• **WHAT TO WORK ON**: Retype the records below word for word and omit any image.

>> START

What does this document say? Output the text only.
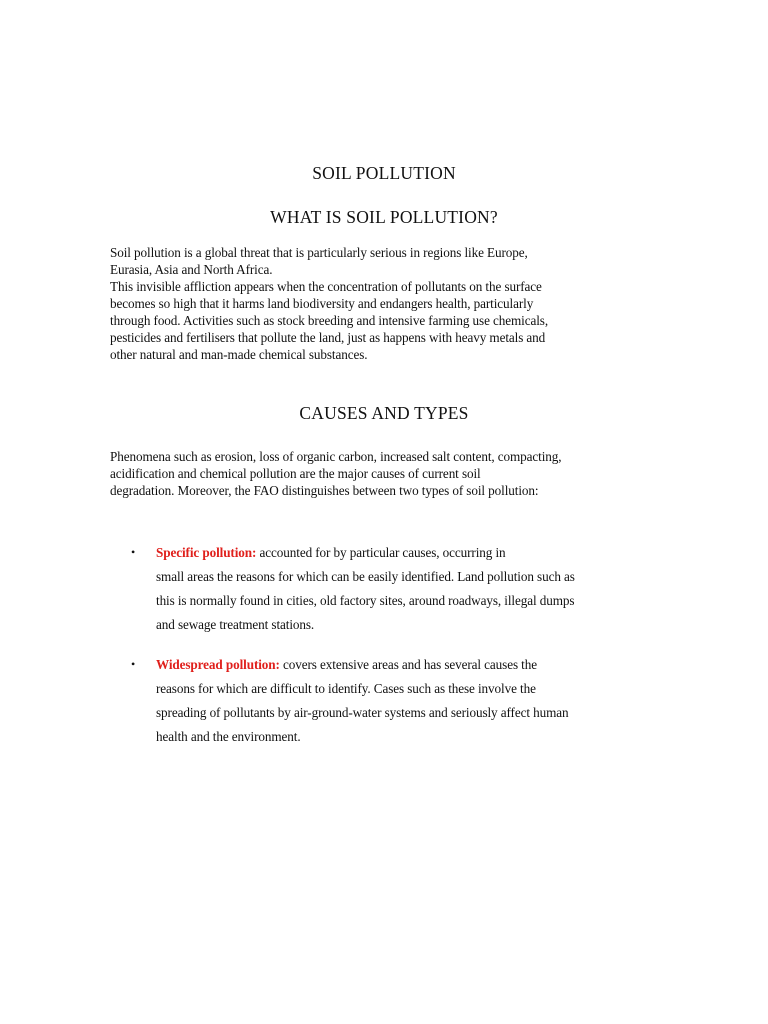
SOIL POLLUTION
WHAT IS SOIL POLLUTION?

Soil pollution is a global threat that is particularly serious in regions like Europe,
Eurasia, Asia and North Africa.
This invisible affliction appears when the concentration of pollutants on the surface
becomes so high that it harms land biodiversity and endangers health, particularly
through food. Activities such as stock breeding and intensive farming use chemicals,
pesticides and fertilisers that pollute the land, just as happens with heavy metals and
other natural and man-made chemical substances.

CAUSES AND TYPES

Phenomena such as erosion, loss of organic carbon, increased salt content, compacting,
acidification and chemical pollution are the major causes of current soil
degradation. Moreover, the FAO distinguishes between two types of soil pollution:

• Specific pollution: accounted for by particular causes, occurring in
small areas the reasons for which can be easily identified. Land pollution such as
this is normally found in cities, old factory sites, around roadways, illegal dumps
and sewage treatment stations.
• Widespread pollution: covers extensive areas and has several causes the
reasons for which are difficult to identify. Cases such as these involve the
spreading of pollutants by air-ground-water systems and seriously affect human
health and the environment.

>> END

• **SOLUTION**:
What does this document say? Output the text only.
SOIL POLLUTION
WHAT IS SOIL POLLUTION?

Soil pollution is a global threat that is particularly serious in regions like Europe,
Eurasia, Asia and North Africa.
This invisible affliction appears when the concentration of pollutants on the surface
becomes so high that it harms land biodiversity and endangers health, particularly
through food. Activities such as stock breeding and intensive farming use chemicals,
pesticides and fertilisers that pollute the land, just as happens with heavy metals and
other natural and man-made chemical substances.

CAUSES AND TYPES

Phenomena such as erosion, loss of organic carbon, increased salt content, compacting,
acidification and chemical pollution are the major causes of current soil
degradation. Moreover, the FAO distinguishes between two types of soil pollution:

• Specific pollution: accounted for by particular causes, occurring in
small areas the reasons for which can be easily identified. Land pollution such as
this is normally found in cities, old factory sites, around roadways, illegal dumps
and sewage treatment stations.
• Widespread pollution: covers extensive areas and has several causes the
reasons for which are difficult to identify. Cases such as these involve the
spreading of pollutants by air-ground-water systems and seriously affect human
health and the environment.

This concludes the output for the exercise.